Extracted records:
[start]

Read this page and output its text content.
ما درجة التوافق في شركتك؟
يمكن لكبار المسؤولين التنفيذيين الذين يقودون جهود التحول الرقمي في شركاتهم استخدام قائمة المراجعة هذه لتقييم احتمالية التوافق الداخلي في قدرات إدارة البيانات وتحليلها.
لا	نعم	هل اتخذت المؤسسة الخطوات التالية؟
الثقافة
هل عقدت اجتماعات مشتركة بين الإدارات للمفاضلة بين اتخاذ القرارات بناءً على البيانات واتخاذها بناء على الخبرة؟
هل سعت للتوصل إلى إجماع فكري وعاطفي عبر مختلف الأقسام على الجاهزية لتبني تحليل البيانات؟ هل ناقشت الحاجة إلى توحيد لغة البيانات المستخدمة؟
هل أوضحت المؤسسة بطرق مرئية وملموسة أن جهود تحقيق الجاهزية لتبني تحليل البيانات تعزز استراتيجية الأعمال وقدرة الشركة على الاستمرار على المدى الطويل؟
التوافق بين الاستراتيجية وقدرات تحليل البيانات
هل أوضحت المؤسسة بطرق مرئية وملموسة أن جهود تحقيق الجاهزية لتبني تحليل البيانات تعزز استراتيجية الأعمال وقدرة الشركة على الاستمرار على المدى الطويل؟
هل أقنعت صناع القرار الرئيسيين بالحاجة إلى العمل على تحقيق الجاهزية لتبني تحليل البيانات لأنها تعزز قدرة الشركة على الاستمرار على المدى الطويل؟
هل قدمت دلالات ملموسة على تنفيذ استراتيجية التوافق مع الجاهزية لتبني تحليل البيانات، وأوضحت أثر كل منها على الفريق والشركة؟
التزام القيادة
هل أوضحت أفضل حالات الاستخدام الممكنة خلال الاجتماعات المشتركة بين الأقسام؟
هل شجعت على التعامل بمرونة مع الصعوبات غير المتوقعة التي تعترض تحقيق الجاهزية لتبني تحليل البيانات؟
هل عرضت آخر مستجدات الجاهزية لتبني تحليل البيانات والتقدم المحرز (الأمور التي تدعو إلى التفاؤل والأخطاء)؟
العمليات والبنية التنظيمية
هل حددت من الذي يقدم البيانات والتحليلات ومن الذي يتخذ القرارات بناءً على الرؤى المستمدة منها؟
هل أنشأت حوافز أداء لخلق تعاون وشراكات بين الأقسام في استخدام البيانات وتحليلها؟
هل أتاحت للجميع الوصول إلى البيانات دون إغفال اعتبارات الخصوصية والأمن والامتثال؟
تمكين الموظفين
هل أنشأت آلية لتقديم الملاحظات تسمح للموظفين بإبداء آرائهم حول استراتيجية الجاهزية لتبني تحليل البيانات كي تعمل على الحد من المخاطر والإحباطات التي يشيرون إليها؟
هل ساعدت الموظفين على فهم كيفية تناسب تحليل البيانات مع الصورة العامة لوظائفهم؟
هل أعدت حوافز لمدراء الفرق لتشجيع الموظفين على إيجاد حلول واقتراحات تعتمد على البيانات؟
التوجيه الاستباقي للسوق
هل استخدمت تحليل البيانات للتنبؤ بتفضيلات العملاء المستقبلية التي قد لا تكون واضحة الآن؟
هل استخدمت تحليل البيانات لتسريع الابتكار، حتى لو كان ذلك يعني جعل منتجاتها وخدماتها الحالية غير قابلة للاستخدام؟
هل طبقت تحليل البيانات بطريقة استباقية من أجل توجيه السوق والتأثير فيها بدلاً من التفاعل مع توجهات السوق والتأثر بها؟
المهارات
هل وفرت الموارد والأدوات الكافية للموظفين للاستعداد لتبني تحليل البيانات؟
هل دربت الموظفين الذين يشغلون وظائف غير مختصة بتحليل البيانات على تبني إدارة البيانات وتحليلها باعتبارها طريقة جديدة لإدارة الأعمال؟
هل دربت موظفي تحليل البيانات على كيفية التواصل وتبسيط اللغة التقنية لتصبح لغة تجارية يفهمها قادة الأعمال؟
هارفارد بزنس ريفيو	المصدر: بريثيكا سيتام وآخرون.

[end]

Problem to work on:
Reproduce the material in full, with no word added or dropped.

Written solution:
Read this page and output its text content.
ما درجة التوافق في شركتك؟
يمكن لكبار المسؤولين التنفيذيين الذين يقودون جهود التحول الرقمي في شركاتهم استخدام قائمة المراجعة هذه لتقييم احتمالية التوافق الداخلي في قدرات إدارة البيانات وتحليلها.
لا	نعم	هل اتخذت المؤسسة الخطوات التالية؟
الثقافة
هل عقدت اجتماعات مشتركة بين الإدارات للمفاضلة بين اتخاذ القرارات بناءً على البيانات واتخاذها بناء على الخبرة؟
هل سعت للتوصل إلى إجماع فكري وعاطفي عبر مختلف الأقسام على الجاهزية لتبني تحليل البيانات؟ هل ناقشت الحاجة إلى توحيد لغة البيانات المستخدمة؟
هل أوضحت المؤسسة بطرق مرئية وملموسة أن جهود تحقيق الجاهزية لتبني تحليل البيانات تعزز استراتيجية الأعمال وقدرة الشركة على الاستمرار على المدى الطويل؟
التوافق بين الاستراتيجية وقدرات تحليل البيانات
هل أوضحت المؤسسة بطرق مرئية وملموسة أن جهود تحقيق الجاهزية لتبني تحليل البيانات تعزز استراتيجية الأعمال وقدرة الشركة على الاستمرار على المدى الطويل؟
هل أقنعت صناع القرار الرئيسيين بالحاجة إلى العمل على تحقيق الجاهزية لتبني تحليل البيانات لأنها تعزز قدرة الشركة على الاستمرار على المدى الطويل؟
هل قدمت دلالات ملموسة على تنفيذ استراتيجية التوافق مع الجاهزية لتبني تحليل البيانات، وأوضحت أثر كل منها على الفريق والشركة؟
التزام القيادة
هل أوضحت أفضل حالات الاستخدام الممكنة خلال الاجتماعات المشتركة بين الأقسام؟
هل شجعت على التعامل بمرونة مع الصعوبات غير المتوقعة التي تعترض تحقيق الجاهزية لتبني تحليل البيانات؟
هل عرضت آخر مستجدات الجاهزية لتبني تحليل البيانات والتقدم المحرز (الأمور التي تدعو إلى التفاؤل والأخطاء)؟
العمليات والبنية التنظيمية
هل حددت من الذي يقدم البيانات والتحليلات ومن الذي يتخذ القرارات بناءً على الرؤى المستمدة منها؟
هل أنشأت حوافز أداء لخلق تعاون وشراكات بين الأقسام في استخدام البيانات وتحليلها؟
هل أتاحت للجميع الوصول إلى البيانات دون إغفال اعتبارات الخصوصية والأمن والامتثال؟
تمكين الموظفين
هل أنشأت آلية لتقديم الملاحظات تسمح للموظفين بإبداء آرائهم حول استراتيجية الجاهزية لتبني تحليل البيانات كي تعمل على الحد من المخاطر والإحباطات التي يشيرون إليها؟
هل ساعدت الموظفين على فهم كيفية تناسب تحليل البيانات مع الصورة العامة لوظائفهم؟
هل أعدت حوافز لمدراء الفرق لتشجيع الموظفين على إيجاد حلول واقتراحات تعتمد على البيانات؟
التوجيه الاستباقي للسوق
هل استخدمت تحليل البيانات للتنبؤ بتفضيلات العملاء المستقبلية التي قد لا تكون واضحة الآن؟
هل استخدمت تحليل البيانات لتسريع الابتكار، حتى لو كان ذلك يعني جعل منتجاتها وخدماتها الحالية غير قابلة للاستخدام؟
هل طبقت تحليل البيانات بطريقة استباقية من أجل توجيه السوق والتأثير فيها بدلاً من التفاعل مع توجهات السوق والتأثر بها؟
المهارات
هل وفرت الموارد والأدوات الكافية للموظفين للاستعداد لتبني تحليل البيانات؟
هل دربت الموظفين الذين يشغلون وظائف غير مختصة بتحليل البيانات على تبني إدارة البيانات وتحليلها باعتبارها طريقة جديدة لإدارة الأعمال؟
هل دربت موظفي تحليل البيانات على كيفية التواصل وتبسيط اللغة التقنية لتصبح لغة تجارية يفهمها قادة الأعمال؟
هارفارد بزنس ريفيو	المصدر: بريثيكا سيتام وآخرون.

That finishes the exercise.